> _Task description_
Will you print the material below without altering a single character?

> _Supplied entries_

════════════════

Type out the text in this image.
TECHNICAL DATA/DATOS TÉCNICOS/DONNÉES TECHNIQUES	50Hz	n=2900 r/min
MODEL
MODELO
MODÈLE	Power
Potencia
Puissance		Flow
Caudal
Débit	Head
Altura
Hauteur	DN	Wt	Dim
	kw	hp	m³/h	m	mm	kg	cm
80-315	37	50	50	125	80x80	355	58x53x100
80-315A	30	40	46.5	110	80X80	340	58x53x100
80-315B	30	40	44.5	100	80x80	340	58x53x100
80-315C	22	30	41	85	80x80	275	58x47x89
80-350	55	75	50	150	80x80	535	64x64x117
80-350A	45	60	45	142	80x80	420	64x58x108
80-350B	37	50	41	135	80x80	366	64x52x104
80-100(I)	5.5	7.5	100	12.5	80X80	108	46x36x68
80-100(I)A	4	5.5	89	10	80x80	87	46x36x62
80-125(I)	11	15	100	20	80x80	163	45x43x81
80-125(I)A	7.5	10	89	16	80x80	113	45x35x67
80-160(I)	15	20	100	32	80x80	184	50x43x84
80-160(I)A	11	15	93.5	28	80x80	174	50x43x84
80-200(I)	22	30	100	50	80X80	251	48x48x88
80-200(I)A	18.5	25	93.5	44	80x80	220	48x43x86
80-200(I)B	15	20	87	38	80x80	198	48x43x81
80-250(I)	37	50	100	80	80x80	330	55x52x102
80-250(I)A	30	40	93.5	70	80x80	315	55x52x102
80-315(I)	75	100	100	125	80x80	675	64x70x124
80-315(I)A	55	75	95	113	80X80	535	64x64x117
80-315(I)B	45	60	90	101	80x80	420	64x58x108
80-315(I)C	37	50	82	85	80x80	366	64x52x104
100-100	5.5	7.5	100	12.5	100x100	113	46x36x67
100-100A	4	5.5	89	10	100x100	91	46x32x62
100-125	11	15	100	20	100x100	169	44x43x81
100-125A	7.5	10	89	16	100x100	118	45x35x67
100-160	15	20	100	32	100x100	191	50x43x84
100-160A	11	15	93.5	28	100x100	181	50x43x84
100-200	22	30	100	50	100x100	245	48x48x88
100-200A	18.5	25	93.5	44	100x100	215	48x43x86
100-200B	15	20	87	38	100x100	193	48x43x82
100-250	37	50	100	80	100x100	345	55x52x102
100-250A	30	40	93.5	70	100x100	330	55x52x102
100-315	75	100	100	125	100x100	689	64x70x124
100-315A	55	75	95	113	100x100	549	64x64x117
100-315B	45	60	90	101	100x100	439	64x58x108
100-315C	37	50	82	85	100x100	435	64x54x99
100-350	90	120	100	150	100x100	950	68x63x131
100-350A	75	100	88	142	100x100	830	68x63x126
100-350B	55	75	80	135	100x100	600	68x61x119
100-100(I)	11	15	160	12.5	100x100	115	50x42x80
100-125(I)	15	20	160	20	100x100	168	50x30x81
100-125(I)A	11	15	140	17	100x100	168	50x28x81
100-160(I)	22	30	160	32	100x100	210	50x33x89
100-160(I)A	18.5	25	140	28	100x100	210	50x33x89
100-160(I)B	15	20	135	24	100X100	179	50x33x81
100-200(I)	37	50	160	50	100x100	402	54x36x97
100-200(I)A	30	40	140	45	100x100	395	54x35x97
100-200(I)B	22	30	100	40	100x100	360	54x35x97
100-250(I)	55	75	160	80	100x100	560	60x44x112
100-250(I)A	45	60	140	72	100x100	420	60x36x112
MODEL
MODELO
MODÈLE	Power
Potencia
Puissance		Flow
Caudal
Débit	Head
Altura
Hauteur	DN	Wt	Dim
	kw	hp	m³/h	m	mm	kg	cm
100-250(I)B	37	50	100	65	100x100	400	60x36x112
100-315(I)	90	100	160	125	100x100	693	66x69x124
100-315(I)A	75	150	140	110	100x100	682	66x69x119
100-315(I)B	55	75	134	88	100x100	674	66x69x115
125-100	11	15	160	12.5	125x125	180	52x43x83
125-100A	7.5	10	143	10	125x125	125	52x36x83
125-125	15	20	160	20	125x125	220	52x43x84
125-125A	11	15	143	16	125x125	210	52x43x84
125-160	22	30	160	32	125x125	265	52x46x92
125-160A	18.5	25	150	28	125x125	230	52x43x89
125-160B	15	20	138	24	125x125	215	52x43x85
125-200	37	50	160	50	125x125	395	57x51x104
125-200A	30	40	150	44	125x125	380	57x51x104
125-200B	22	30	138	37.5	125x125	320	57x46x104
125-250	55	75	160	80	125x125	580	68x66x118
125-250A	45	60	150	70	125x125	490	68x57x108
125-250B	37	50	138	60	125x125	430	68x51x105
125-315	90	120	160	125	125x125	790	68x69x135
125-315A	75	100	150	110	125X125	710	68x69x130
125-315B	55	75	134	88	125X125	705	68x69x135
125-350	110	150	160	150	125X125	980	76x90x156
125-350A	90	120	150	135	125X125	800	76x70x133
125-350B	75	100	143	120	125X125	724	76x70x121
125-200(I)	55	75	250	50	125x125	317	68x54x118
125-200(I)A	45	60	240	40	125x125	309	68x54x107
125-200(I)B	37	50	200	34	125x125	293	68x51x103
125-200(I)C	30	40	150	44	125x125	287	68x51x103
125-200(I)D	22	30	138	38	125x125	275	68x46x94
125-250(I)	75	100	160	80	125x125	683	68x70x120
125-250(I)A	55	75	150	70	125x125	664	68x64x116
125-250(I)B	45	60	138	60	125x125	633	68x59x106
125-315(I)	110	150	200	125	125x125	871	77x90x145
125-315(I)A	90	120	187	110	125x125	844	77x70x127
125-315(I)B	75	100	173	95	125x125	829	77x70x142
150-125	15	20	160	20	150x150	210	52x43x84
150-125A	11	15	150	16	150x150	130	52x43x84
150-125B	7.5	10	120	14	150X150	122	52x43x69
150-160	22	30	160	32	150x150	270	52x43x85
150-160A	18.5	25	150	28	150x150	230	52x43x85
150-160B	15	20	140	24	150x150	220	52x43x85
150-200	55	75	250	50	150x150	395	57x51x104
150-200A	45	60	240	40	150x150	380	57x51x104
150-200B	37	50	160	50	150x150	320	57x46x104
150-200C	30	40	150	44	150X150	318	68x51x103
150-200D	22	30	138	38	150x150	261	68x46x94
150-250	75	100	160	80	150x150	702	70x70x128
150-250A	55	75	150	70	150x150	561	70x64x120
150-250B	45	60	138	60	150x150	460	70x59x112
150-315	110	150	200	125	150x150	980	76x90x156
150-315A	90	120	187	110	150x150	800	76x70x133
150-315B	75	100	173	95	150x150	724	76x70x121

════════════════

> _Solution to the problem_
Type out the text in this image.
TECHNICAL DATA/DATOS TÉCNICOS/DONNÉES TECHNIQUES	50Hz	n=2900 r/min
MODEL
MODELO
MODÈLE	Power
Potencia
Puissance		Flow
Caudal
Débit	Head
Altura
Hauteur	DN	Wt	Dim
	kw	hp	m³/h	m	mm	kg	cm
80-315	37	50	50	125	80x80	355	58x53x100
80-315A	30	40	46.5	110	80X80	340	58x53x100
80-315B	30	40	44.5	100	80x80	340	58x53x100
80-315C	22	30	41	85	80x80	275	58x47x89
80-350	55	75	50	150	80x80	535	64x64x117
80-350A	45	60	45	142	80x80	420	64x58x108
80-350B	37	50	41	135	80x80	366	64x52x104
80-100(I)	5.5	7.5	100	12.5	80X80	108	46x36x68
80-100(I)A	4	5.5	89	10	80x80	87	46x36x62
80-125(I)	11	15	100	20	80x80	163	45x43x81
80-125(I)A	7.5	10	89	16	80x80	113	45x35x67
80-160(I)	15	20	100	32	80x80	184	50x43x84
80-160(I)A	11	15	93.5	28	80x80	174	50x43x84
80-200(I)	22	30	100	50	80X80	251	48x48x88
80-200(I)A	18.5	25	93.5	44	80x80	220	48x43x86
80-200(I)B	15	20	87	38	80x80	198	48x43x81
80-250(I)	37	50	100	80	80x80	330	55x52x102
80-250(I)A	30	40	93.5	70	80x80	315	55x52x102
80-315(I)	75	100	100	125	80x80	675	64x70x124
80-315(I)A	55	75	95	113	80X80	535	64x64x117
80-315(I)B	45	60	90	101	80x80	420	64x58x108
80-315(I)C	37	50	82	85	80x80	366	64x52x104
100-100	5.5	7.5	100	12.5	100x100	113	46x36x67
100-100A	4	5.5	89	10	100x100	91	46x32x62
100-125	11	15	100	20	100x100	169	44x43x81
100-125A	7.5	10	89	16	100x100	118	45x35x67
100-160	15	20	100	32	100x100	191	50x43x84
100-160A	11	15	93.5	28	100x100	181	50x43x84
100-200	22	30	100	50	100x100	245	48x48x88
100-200A	18.5	25	93.5	44	100x100	215	48x43x86
100-200B	15	20	87	38	100x100	193	48x43x82
100-250	37	50	100	80	100x100	345	55x52x102
100-250A	30	40	93.5	70	100x100	330	55x52x102
100-315	75	100	100	125	100x100	689	64x70x124
100-315A	55	75	95	113	100x100	549	64x64x117
100-315B	45	60	90	101	100x100	439	64x58x108
100-315C	37	50	82	85	100x100	435	64x54x99
100-350	90	120	100	150	100x100	950	68x63x131
100-350A	75	100	88	142	100x100	830	68x63x126
100-350B	55	75	80	135	100x100	600	68x61x119
100-100(I)	11	15	160	12.5	100x100	115	50x42x80
100-125(I)	15	20	160	20	100x100	168	50x30x81
100-125(I)A	11	15	140	17	100x100	168	50x28x81
100-160(I)	22	30	160	32	100x100	210	50x33x89
100-160(I)A	18.5	25	140	28	100x100	210	50x33x89
100-160(I)B	15	20	135	24	100X100	179	50x33x81
100-200(I)	37	50	160	50	100x100	402	54x36x97
100-200(I)A	30	40	140	45	100x100	395	54x35x97
100-200(I)B	22	30	100	40	100x100	360	54x35x97
100-250(I)	55	75	160	80	100x100	560	60x44x112
100-250(I)A	45	60	140	72	100x100	420	60x36x112
MODEL
MODELO
MODÈLE	Power
Potencia
Puissance		Flow
Caudal
Débit	Head
Altura
Hauteur	DN	Wt	Dim
	kw	hp	m³/h	m	mm	kg	cm
100-250(I)B	37	50	100	65	100x100	400	60x36x112
100-315(I)	90	100	160	125	100x100	693	66x69x124
100-315(I)A	75	150	140	110	100x100	682	66x69x119
100-315(I)B	55	75	134	88	100x100	674	66x69x115
125-100	11	15	160	12.5	125x125	180	52x43x83
125-100A	7.5	10	143	10	125x125	125	52x36x83
125-125	15	20	160	20	125x125	220	52x43x84
125-125A	11	15	143	16	125x125	210	52x43x84
125-160	22	30	160	32	125x125	265	52x46x92
125-160A	18.5	25	150	28	125x125	230	52x43x89
125-160B	15	20	138	24	125x125	215	52x43x85
125-200	37	50	160	50	125x125	395	57x51x104
125-200A	30	40	150	44	125x125	380	57x51x104
125-200B	22	30	138	37.5	125x125	320	57x46x104
125-250	55	75	160	80	125x125	580	68x66x118
125-250A	45	60	150	70	125x125	490	68x57x108
125-250B	37	50	138	60	125x125	430	68x51x105
125-315	90	120	160	125	125x125	790	68x69x135
125-315A	75	100	150	110	125X125	710	68x69x130
125-315B	55	75	134	88	125X125	705	68x69x135
125-350	110	150	160	150	125X125	980	76x90x156
125-350A	90	120	150	135	125X125	800	76x70x133
125-350B	75	100	143	120	125X125	724	76x70x121
125-200(I)	55	75	250	50	125x125	317	68x54x118
125-200(I)A	45	60	240	40	125x125	309	68x54x107
125-200(I)B	37	50	200	34	125x125	293	68x51x103
125-200(I)C	30	40	150	44	125x125	287	68x51x103
125-200(I)D	22	30	138	38	125x125	275	68x46x94
125-250(I)	75	100	160	80	125x125	683	68x70x120
125-250(I)A	55	75	150	70	125x125	664	68x64x116
125-250(I)B	45	60	138	60	125x125	633	68x59x106
125-315(I)	110	150	200	125	125x125	871	77x90x145
125-315(I)A	90	120	187	110	125x125	844	77x70x127
125-315(I)B	75	100	173	95	125x125	829	77x70x142
150-125	15	20	160	20	150x150	210	52x43x84
150-125A	11	15	150	16	150x150	130	52x43x84
150-125B	7.5	10	120	14	150X150	122	52x43x69
150-160	22	30	160	32	150x150	270	52x43x85
150-160A	18.5	25	150	28	150x150	230	52x43x85
150-160B	15	20	140	24	150x150	220	52x43x85
150-200	55	75	250	50	150x150	395	57x51x104
150-200A	45	60	240	40	150x150	380	57x51x104
150-200B	37	50	160	50	150x150	320	57x46x104
150-200C	30	40	150	44	150X150	318	68x51x103
150-200D	22	30	138	38	150x150	261	68x46x94
150-250	75	100	160	80	150x150	702	70x70x128
150-250A	55	75	150	70	150x150	561	70x64x120
150-250B	45	60	138	60	150x150	460	70x59x112
150-315	110	150	200	125	150x150	980	76x90x156
150-315A	90	120	187	110	150x150	800	76x70x133
150-315B	75	100	173	95	150x150	724	76x70x121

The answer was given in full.